(Dataset items)

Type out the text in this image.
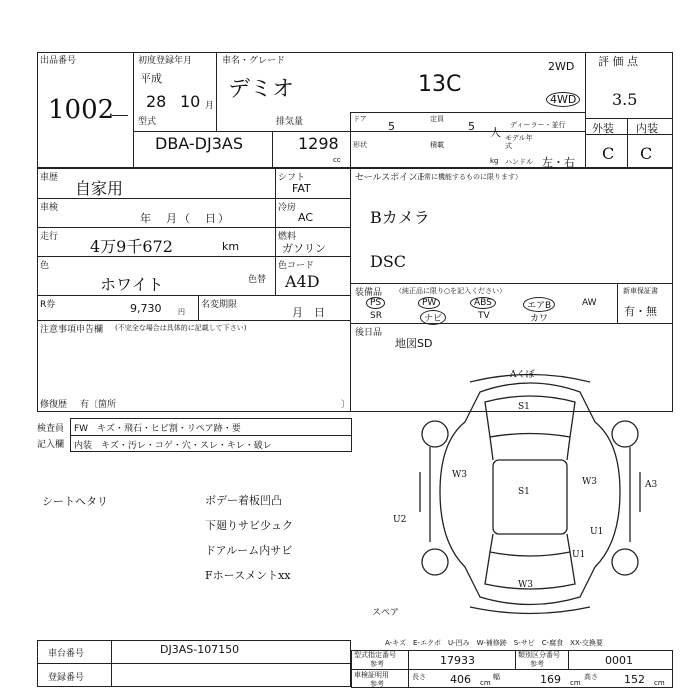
出品番号
1002
初度登録年月
平成
28 10 月
車名・グレード
デミオ	13C
2WD
4WD
評 価 点
3.5
外装 内装
C C
型式
DBA-DJ3AS
排気量
1298
cc
ドア
5
定員
5 人
ディーラー・並行
形状	積載
モデル年式
kg ハンドル 左・右
車歴
自家用
車検
年　月（　日）
走行 4万9千672	km
色
ホワイト	色替
シフト
FAT
冷房
AC
燃料
ガソリン
色コード
A4D
R券	9,730 円
名変期限
月　日
注意事項申告欄 (不完全な場合は具体的に記載して下さい)
修復歴 有〔箇所	〕
セールスポイント
（正常に機能するものに限ります）
Bカメラ
DSC
装備品 （純正品に限り○を記入ください）
PS	PW	ABS	エアB	AW
SR	ナビ	TV	カワ
新車保証書
有・無
後日品
地図SD
検査員
記入欄
FW　キズ・飛石・ヒビ割・リペア跡・要
内装　キズ・汚レ・コゲ・穴・スレ・キレ・破レ
シートヘタリ	ボデー着板凹凸
下廻りサビ少ュク
ドアルーム内サビ
Fホースメントxx
Aくぼ
S1
W3
W3
S1
A3
U2
U1
U1
W3
スペア
A-キズ　E-エクボ　U-凹み　W-補修跡　S-サビ　C-腐食　XX-交換要
車台番号	DJ3AS-107150
登録番号
型式指定番号
参考	17933	類別区分番号
参考	0001
車検証明用
参考
長さ 406 cm
幅	169 cm
高さ 152 cm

> _PROBLEM TO SOLVE_
Repeat each entry precisely as it appears. Leave the pictures out.

> _TASK RESULT_
Type out the text in this image.
出品番号
1002
初度登録年月
平成
28 10 月
車名・グレード
デミオ	13C
2WD
4WD
評 価 点
3.5
外装 内装
C C
型式
DBA-DJ3AS
排気量
1298
cc
ドア
5
定員
5 人
ディーラー・並行
形状	積載
モデル年式
kg ハンドル 左・右
車歴
自家用
車検
年　月（　日）
走行 4万9千672	km
色
ホワイト	色替
シフト
FAT
冷房
AC
燃料
ガソリン
色コード
A4D
R券	9,730 円
名変期限
月　日
注意事項申告欄 (不完全な場合は具体的に記載して下さい)
修復歴 有〔箇所	〕
セールスポイント
（正常に機能するものに限ります）
Bカメラ
DSC
装備品 （純正品に限り○を記入ください）
PS	PW	ABS	エアB	AW
SR	ナビ	TV	カワ
新車保証書
有・無
後日品
地図SD
検査員
記入欄
FW　キズ・飛石・ヒビ割・リペア跡・要
内装　キズ・汚レ・コゲ・穴・スレ・キレ・破レ
シートヘタリ	ボデー着板凹凸
下廻りサビ少ュク
ドアルーム内サビ
Fホースメントxx
Aくぼ
S1
W3
W3
S1
A3
U2
U1
U1
W3
スペア
A-キズ　E-エクボ　U-凹み　W-補修跡　S-サビ　C-腐食　XX-交換要
車台番号	DJ3AS-107150
登録番号
型式指定番号
参考	17933	類別区分番号
参考	0001
車検証明用
参考
長さ 406 cm
幅	169 cm
高さ 152 cm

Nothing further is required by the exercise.